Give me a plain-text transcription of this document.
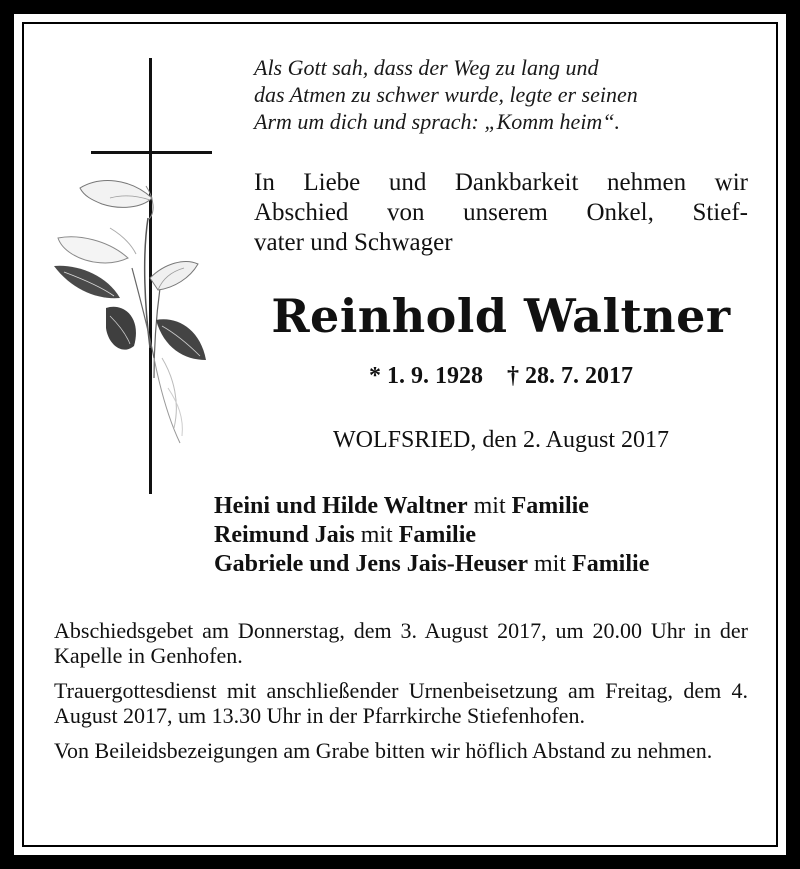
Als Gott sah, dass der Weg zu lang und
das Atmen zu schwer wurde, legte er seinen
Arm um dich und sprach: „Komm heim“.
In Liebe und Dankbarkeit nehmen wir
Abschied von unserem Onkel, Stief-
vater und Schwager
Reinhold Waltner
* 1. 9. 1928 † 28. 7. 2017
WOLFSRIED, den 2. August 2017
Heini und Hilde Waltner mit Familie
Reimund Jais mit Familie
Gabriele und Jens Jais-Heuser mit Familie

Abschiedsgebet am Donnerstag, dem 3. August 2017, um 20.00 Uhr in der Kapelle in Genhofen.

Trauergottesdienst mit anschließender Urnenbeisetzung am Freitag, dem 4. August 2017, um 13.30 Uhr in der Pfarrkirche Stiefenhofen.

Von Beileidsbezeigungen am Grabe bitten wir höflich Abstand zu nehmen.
□ □ □ □ □ □ □
Your task is to reproduce all of the material exactly. The pictures stay out.

• **Result of the task**
Give me a plain-text transcription of this document.
Als Gott sah, dass der Weg zu lang und
das Atmen zu schwer wurde, legte er seinen
Arm um dich und sprach: „Komm heim“.
In Liebe und Dankbarkeit nehmen wir
Abschied von unserem Onkel, Stief-
vater und Schwager
Reinhold Waltner
* 1. 9. 1928 † 28. 7. 2017
WOLFSRIED, den 2. August 2017
Heini und Hilde Waltner mit Familie
Reimund Jais mit Familie
Gabriele und Jens Jais-Heuser mit Familie

Abschiedsgebet am Donnerstag, dem 3. August 2017, um 20.00 Uhr in der Kapelle in Genhofen.

Trauergottesdienst mit anschließender Urnenbeisetzung am Freitag, dem 4. August 2017, um 13.30 Uhr in der Pfarrkirche Stiefenhofen.

Von Beileidsbezeigungen am Grabe bitten wir höflich Abstand zu nehmen.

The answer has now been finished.